Only the number is wanted: how many lines hold the word "oratie"?

══ MATERIAL TO PROCESS

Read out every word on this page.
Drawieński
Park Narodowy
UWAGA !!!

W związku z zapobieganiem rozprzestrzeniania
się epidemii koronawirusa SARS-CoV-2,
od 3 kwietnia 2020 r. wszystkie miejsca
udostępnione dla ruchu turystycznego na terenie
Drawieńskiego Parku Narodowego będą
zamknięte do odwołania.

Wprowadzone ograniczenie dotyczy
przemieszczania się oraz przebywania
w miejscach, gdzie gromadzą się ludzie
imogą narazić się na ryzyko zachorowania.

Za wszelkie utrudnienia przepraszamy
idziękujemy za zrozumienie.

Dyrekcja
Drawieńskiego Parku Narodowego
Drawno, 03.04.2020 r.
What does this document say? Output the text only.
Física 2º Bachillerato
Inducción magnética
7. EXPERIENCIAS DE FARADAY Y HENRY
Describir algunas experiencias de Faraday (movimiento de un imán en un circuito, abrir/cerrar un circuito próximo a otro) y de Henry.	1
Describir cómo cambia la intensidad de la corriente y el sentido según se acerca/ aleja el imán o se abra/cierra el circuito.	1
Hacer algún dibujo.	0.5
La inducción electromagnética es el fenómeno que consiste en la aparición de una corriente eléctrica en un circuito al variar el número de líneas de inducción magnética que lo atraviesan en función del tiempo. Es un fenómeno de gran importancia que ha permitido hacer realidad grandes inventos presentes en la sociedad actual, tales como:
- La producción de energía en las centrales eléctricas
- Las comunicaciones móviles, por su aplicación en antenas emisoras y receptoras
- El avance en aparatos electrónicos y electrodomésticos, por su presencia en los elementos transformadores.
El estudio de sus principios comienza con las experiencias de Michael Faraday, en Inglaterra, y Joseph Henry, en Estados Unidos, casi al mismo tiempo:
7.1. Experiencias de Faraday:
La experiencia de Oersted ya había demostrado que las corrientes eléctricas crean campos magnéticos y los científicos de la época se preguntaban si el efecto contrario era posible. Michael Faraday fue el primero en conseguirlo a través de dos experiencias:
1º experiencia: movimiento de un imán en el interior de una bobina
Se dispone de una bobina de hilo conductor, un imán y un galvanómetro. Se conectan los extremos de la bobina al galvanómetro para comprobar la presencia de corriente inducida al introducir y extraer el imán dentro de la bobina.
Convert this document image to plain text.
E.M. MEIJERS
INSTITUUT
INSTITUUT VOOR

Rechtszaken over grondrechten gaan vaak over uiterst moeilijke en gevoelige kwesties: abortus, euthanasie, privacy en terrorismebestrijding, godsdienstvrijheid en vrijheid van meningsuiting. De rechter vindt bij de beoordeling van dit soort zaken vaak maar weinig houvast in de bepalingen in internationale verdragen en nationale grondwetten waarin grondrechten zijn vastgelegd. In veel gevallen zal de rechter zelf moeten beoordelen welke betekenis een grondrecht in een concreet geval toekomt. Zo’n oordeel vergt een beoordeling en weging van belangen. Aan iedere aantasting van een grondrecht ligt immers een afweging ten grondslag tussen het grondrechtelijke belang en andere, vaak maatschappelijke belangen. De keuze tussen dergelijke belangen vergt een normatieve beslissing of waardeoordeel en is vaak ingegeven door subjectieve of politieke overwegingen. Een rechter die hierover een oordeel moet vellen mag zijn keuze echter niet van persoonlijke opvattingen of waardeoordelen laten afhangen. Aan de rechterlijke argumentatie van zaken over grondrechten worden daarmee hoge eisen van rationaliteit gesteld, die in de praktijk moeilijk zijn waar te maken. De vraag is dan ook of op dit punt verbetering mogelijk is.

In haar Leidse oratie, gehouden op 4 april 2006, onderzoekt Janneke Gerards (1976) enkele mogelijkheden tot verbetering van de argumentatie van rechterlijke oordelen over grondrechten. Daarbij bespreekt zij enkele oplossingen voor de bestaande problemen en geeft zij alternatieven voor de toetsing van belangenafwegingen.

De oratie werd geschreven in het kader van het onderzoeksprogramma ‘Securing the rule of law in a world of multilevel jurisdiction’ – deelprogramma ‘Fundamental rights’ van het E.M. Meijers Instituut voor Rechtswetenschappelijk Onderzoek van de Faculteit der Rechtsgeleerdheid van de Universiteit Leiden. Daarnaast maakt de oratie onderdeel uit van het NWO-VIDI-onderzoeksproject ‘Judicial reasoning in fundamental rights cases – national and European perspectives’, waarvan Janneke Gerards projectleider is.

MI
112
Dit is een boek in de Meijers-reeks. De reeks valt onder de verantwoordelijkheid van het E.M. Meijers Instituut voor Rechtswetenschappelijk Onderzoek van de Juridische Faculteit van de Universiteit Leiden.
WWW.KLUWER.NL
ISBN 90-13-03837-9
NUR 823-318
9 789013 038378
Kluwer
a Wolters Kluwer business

════

§ **WRITTEN RESPONSE**
2